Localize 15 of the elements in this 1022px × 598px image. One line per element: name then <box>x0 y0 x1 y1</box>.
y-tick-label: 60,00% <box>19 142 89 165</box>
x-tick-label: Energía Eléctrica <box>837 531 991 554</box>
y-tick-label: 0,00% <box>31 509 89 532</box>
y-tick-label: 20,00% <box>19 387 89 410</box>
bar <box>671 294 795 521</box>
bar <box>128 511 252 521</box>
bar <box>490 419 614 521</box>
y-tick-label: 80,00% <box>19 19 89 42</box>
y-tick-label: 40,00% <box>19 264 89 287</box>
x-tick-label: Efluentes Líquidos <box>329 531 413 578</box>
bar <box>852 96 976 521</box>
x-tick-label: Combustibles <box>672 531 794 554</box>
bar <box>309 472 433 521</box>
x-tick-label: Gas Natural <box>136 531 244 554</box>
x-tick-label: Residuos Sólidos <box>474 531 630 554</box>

**Short problem**
Please put the material from its first line through the line holding "x-tick-label: Energía Eléctrica", both included, into a Markdown table with the columns Row and Text. Leave out any blank lines.

**Complete output**
| Row | Text |
|---|---|
| 1 | Localize 15 of the elements in this 1022px × 598px image. One line per element: name then <box>x0 y0 x1 y1</box>. |
| 2 | y-tick-label: 60,00% <box>19 142 89 165</box> |
| 3 | x-tick-label: Energía Eléctrica <box>837 531 991 554</box> |